* [Instructions to follow]:
Restate each entry word for word, leaving nothing out.

* [The records]:
---
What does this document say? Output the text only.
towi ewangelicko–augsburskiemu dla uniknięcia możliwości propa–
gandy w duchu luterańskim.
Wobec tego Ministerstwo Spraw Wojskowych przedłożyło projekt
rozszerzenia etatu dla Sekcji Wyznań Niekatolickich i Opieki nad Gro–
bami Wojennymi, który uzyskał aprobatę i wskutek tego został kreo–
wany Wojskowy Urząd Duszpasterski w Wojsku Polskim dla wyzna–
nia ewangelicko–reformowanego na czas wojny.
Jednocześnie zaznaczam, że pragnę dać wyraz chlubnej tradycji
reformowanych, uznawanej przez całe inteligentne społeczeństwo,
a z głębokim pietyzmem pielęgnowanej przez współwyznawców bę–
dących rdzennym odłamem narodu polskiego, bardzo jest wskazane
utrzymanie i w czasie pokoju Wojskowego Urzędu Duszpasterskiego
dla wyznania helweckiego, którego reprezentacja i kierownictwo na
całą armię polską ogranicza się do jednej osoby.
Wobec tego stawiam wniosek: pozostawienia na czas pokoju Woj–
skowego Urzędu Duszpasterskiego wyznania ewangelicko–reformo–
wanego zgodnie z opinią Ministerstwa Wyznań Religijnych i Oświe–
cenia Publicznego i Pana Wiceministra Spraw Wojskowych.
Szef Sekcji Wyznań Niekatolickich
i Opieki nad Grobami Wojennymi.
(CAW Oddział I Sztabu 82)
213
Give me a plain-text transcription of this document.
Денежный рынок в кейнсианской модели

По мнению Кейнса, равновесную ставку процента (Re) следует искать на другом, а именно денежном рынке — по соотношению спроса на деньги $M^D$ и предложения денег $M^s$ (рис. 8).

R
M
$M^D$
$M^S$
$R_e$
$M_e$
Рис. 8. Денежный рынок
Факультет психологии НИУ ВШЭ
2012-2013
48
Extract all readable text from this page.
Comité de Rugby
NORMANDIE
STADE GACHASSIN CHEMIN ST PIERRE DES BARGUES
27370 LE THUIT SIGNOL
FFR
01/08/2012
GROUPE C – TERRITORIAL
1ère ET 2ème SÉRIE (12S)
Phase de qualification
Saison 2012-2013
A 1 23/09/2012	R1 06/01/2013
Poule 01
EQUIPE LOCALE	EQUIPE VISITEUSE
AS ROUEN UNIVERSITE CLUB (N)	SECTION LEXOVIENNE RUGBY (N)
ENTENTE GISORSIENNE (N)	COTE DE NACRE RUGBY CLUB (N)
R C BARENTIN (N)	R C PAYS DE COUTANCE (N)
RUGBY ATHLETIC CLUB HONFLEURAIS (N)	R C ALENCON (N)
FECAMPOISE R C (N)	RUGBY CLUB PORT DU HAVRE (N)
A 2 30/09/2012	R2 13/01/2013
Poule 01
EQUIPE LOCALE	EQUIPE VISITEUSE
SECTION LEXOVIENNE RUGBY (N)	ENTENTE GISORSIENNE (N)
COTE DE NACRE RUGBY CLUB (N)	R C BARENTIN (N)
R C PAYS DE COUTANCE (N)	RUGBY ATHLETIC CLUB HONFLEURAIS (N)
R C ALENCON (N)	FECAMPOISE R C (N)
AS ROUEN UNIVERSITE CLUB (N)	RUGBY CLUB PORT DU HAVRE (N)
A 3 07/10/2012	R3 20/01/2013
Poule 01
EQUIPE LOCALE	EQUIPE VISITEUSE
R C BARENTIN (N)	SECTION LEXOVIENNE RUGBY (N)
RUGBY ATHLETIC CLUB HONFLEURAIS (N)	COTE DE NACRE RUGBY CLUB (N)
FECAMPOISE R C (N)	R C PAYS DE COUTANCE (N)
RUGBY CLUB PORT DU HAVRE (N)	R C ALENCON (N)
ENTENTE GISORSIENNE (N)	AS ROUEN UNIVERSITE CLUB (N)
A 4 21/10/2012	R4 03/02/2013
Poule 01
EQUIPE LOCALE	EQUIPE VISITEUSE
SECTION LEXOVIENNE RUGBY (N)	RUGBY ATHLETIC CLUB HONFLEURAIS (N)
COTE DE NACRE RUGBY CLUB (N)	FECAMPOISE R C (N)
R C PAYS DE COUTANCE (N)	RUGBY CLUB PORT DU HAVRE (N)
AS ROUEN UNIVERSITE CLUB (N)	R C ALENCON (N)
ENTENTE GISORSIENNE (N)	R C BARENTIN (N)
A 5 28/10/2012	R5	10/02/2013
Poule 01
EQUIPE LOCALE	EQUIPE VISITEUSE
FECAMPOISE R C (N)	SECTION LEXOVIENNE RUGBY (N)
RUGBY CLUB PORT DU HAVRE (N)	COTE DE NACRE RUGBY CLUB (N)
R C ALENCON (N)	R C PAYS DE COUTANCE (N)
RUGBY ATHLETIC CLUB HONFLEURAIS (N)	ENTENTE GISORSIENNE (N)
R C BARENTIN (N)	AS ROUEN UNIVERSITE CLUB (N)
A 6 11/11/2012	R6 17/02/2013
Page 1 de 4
---
* [Correct response]:
What does this document say? Output the text only.
towi ewangelicko–augsburskiemu dla uniknięcia możliwości propa–
gandy w duchu luterańskim.
Wobec tego Ministerstwo Spraw Wojskowych przedłożyło projekt
rozszerzenia etatu dla Sekcji Wyznań Niekatolickich i Opieki nad Gro–
bami Wojennymi, który uzyskał aprobatę i wskutek tego został kreo–
wany Wojskowy Urząd Duszpasterski w Wojsku Polskim dla wyzna–
nia ewangelicko–reformowanego na czas wojny.
Jednocześnie zaznaczam, że pragnę dać wyraz chlubnej tradycji
reformowanych, uznawanej przez całe inteligentne społeczeństwo,
a z głębokim pietyzmem pielęgnowanej przez współwyznawców bę–
dących rdzennym odłamem narodu polskiego, bardzo jest wskazane
utrzymanie i w czasie pokoju Wojskowego Urzędu Duszpasterskiego
dla wyznania helweckiego, którego reprezentacja i kierownictwo na
całą armię polską ogranicza się do jednej osoby.
Wobec tego stawiam wniosek: pozostawienia na czas pokoju Woj–
skowego Urzędu Duszpasterskiego wyznania ewangelicko–reformo–
wanego zgodnie z opinią Ministerstwa Wyznań Religijnych i Oświe–
cenia Publicznego i Pana Wiceministra Spraw Wojskowych.
Szef Sekcji Wyznań Niekatolickich
i Opieki nad Grobami Wojennymi.
(CAW Oddział I Sztabu 82)
213
Give me a plain-text transcription of this document.
Денежный рынок в кейнсианской модели

По мнению Кейнса, равновесную ставку процента (Re) следует искать на другом, а именно денежном рынке — по соотношению спроса на деньги $M^D$ и предложения денег $M^s$ (рис. 8).

R
M
$M^D$
$M^S$
$R_e$
$M_e$
Рис. 8. Денежный рынок
Факультет психологии НИУ ВШЭ
2012-2013
48
Extract all readable text from this page.
Comité de Rugby
NORMANDIE
STADE GACHASSIN CHEMIN ST PIERRE DES BARGUES
27370 LE THUIT SIGNOL
FFR
01/08/2012
GROUPE C – TERRITORIAL
1ère ET 2ème SÉRIE (12S)
Phase de qualification
Saison 2012-2013
A 1 23/09/2012	R1 06/01/2013
Poule 01
EQUIPE LOCALE	EQUIPE VISITEUSE
AS ROUEN UNIVERSITE CLUB (N)	SECTION LEXOVIENNE RUGBY (N)
ENTENTE GISORSIENNE (N)	COTE DE NACRE RUGBY CLUB (N)
R C BARENTIN (N)	R C PAYS DE COUTANCE (N)
RUGBY ATHLETIC CLUB HONFLEURAIS (N)	R C ALENCON (N)
FECAMPOISE R C (N)	RUGBY CLUB PORT DU HAVRE (N)
A 2 30/09/2012	R2 13/01/2013
Poule 01
EQUIPE LOCALE	EQUIPE VISITEUSE
SECTION LEXOVIENNE RUGBY (N)	ENTENTE GISORSIENNE (N)
COTE DE NACRE RUGBY CLUB (N)	R C BARENTIN (N)
R C PAYS DE COUTANCE (N)	RUGBY ATHLETIC CLUB HONFLEURAIS (N)
R C ALENCON (N)	FECAMPOISE R C (N)
AS ROUEN UNIVERSITE CLUB (N)	RUGBY CLUB PORT DU HAVRE (N)
A 3 07/10/2012	R3 20/01/2013
Poule 01
EQUIPE LOCALE	EQUIPE VISITEUSE
R C BARENTIN (N)	SECTION LEXOVIENNE RUGBY (N)
RUGBY ATHLETIC CLUB HONFLEURAIS (N)	COTE DE NACRE RUGBY CLUB (N)
FECAMPOISE R C (N)	R C PAYS DE COUTANCE (N)
RUGBY CLUB PORT DU HAVRE (N)	R C ALENCON (N)
ENTENTE GISORSIENNE (N)	AS ROUEN UNIVERSITE CLUB (N)
A 4 21/10/2012	R4 03/02/2013
Poule 01
EQUIPE LOCALE	EQUIPE VISITEUSE
SECTION LEXOVIENNE RUGBY (N)	RUGBY ATHLETIC CLUB HONFLEURAIS (N)
COTE DE NACRE RUGBY CLUB (N)	FECAMPOISE R C (N)
R C PAYS DE COUTANCE (N)	RUGBY CLUB PORT DU HAVRE (N)
AS ROUEN UNIVERSITE CLUB (N)	R C ALENCON (N)
ENTENTE GISORSIENNE (N)	R C BARENTIN (N)
A 5 28/10/2012	R5	10/02/2013
Poule 01
EQUIPE LOCALE	EQUIPE VISITEUSE
FECAMPOISE R C (N)	SECTION LEXOVIENNE RUGBY (N)
RUGBY CLUB PORT DU HAVRE (N)	COTE DE NACRE RUGBY CLUB (N)
R C ALENCON (N)	R C PAYS DE COUTANCE (N)
RUGBY ATHLETIC CLUB HONFLEURAIS (N)	ENTENTE GISORSIENNE (N)
R C BARENTIN (N)	AS ROUEN UNIVERSITE CLUB (N)
A 6 11/11/2012	R6 17/02/2013
Page 1 de 4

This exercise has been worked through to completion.